• Extrait à lire
——————

Figure 1-15 : Carte géologique simplifiée du Gobi-Altaï (modifiée d'après la carte géologique du MPR au 1 : 2 500 000, 1989) d'après Kozolovsky et al. (2015). Les indications abrégées indiquent les unités magmatiques anorogéniques.

De même, les granites Paléozoïques affleurent actuellement à l’est du massif de Baga Bogd, à l’est de la faille de la Vallée des lacs, autour de la ville de Chandmani et au sud de la faille de Tsagaan Gol (Figure 1-1 et Figure 1-15). Plus particulièrement, les granites triasiques se concentrent au niveau du MML, le long d’une ceinture de

magmatisme anorogénique constituant la moitié nord du Gobi-Altaï (Kozlovsky et al., 2015), et sont actuellement en contact systématique avec les failles de Bogd et de la Vallée des lacs (Figure 1-15).

——————

• Matériel
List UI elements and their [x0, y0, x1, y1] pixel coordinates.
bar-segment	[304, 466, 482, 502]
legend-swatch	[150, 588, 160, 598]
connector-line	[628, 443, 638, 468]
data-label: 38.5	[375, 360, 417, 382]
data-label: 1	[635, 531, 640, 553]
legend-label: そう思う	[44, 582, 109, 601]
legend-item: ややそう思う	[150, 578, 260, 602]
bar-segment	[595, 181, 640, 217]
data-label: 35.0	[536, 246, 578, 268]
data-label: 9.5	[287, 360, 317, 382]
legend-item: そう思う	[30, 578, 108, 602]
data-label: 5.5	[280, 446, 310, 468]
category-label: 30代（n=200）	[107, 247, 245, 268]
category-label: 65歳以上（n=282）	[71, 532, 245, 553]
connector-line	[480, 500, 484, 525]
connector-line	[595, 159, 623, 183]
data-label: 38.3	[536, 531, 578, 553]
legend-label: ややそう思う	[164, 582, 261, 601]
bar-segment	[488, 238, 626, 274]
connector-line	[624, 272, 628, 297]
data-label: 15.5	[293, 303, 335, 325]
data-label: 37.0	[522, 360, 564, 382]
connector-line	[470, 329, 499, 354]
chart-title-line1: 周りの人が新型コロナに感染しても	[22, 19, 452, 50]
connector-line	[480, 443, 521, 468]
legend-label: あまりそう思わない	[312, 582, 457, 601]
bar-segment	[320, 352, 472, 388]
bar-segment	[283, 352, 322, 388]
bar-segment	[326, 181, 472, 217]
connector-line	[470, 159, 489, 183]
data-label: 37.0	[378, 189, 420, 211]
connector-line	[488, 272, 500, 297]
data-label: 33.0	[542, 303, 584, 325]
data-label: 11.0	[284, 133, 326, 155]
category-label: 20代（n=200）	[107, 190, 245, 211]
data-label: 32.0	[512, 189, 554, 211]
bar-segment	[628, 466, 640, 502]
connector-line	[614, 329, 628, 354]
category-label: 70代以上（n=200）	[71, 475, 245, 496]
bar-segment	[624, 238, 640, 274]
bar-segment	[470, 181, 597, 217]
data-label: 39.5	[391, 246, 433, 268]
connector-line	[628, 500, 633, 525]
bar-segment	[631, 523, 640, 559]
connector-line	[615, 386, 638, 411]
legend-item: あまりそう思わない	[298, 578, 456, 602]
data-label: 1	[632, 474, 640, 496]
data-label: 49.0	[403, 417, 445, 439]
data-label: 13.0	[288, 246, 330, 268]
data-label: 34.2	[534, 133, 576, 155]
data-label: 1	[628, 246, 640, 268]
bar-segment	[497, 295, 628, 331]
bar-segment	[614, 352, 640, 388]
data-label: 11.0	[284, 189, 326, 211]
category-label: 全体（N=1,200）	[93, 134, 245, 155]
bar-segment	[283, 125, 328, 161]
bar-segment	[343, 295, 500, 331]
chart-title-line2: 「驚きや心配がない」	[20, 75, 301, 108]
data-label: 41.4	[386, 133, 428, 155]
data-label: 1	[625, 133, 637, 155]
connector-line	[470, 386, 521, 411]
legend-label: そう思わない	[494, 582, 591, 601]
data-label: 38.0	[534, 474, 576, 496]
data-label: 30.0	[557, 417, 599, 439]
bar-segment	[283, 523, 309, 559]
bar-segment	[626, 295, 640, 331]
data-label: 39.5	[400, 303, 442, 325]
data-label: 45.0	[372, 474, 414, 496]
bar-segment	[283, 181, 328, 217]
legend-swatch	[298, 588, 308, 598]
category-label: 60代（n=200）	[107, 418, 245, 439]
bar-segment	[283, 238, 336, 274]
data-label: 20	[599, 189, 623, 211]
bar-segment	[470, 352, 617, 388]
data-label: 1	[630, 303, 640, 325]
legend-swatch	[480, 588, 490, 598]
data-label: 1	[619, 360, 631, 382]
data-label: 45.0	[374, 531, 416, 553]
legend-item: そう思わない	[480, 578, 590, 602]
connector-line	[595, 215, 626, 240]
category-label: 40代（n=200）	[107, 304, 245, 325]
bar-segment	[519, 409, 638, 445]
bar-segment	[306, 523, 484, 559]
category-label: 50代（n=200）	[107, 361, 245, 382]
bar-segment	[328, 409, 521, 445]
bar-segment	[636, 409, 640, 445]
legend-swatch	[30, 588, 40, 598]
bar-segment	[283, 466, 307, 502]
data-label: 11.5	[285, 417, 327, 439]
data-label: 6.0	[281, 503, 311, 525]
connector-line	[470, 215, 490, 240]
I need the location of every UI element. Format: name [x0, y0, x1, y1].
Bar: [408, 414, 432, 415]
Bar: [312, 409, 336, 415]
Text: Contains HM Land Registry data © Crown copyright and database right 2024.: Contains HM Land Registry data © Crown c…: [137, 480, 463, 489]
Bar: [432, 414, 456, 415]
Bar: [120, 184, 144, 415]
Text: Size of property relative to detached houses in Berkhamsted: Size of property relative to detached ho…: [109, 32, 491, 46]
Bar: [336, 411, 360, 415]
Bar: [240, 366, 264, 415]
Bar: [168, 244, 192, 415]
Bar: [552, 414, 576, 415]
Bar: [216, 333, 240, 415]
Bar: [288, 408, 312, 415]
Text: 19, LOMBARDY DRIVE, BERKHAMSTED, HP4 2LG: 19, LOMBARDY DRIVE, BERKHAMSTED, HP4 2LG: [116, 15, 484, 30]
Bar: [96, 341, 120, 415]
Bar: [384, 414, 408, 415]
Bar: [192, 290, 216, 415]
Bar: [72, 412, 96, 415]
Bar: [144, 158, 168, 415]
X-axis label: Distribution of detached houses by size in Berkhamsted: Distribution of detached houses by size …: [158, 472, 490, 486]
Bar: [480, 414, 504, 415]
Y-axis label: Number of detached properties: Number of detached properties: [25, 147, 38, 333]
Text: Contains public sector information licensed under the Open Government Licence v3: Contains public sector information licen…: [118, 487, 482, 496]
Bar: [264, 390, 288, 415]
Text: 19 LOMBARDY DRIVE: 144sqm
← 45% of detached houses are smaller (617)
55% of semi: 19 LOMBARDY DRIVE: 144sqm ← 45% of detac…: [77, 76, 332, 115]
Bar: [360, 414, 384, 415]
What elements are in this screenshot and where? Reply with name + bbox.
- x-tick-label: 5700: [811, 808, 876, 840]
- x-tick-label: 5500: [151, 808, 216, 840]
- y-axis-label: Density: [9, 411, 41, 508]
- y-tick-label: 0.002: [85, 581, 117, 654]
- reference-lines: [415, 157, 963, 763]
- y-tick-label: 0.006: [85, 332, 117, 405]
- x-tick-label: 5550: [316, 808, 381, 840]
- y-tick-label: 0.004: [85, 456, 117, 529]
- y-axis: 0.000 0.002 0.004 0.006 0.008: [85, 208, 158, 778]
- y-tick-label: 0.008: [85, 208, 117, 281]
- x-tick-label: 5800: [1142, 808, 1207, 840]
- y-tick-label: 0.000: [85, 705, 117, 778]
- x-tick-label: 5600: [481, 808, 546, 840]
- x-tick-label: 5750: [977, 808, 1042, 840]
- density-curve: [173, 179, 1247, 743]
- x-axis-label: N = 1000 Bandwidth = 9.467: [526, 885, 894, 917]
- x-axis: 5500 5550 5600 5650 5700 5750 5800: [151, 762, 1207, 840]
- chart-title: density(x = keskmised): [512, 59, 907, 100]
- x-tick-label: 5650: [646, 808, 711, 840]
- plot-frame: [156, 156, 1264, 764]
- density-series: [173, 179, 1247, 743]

——————

• Questions
**1)** D'après l'extrait sur les granites du Gobi-Altaï, avec quelles failles les granites triasiques sont-ils en contact systématique ?
**2)** Reprenez l'extrait sur les granites du Gobi-Altaï en rédigeant ce qui suit sa dernière phrase.

• Résultats
**1)** Avec les failles de Bogd et de la Vallée des lacs.

**2)**
L’évolution jurassique de ces « terranes », (aussi nommées Altaïdes sud), est caractérisée par des plissements E-O, des surrections et exhumations de plus de 2 km (Vassallo et al., 2007), ainsi que par la réactivation en décrochements transpressifs d’anciennes frontières du domaine océanique (Lehmann et al., 2010). A partir de mesures de décalages de bassin sédimentaires et de plutons, Heumann et al., (2014) estiment que la zone de faille Est-Gobi (EGFZ, Eastern Gobi Fault Zone), structure crustale majeure orientée NE-SO et située directement à l’est et au droit du Gobi-Altaï (Figure 1-14), a enregistré 150 à 200 km de décrochement senestre au cours du Trias, accommodant une extrusion continentale associée à la collision N-S des blocs Chine du sud et du nord. Cette même période est également caractérisée par l’ouverture de bassins selon une extension N-S dans le Gobi-Altaï avec des dépôts basaltiques atteignant une épaisseur de 1500m dans la région du massif d’Ih Bogd (van Hinsbergen et al., 2015).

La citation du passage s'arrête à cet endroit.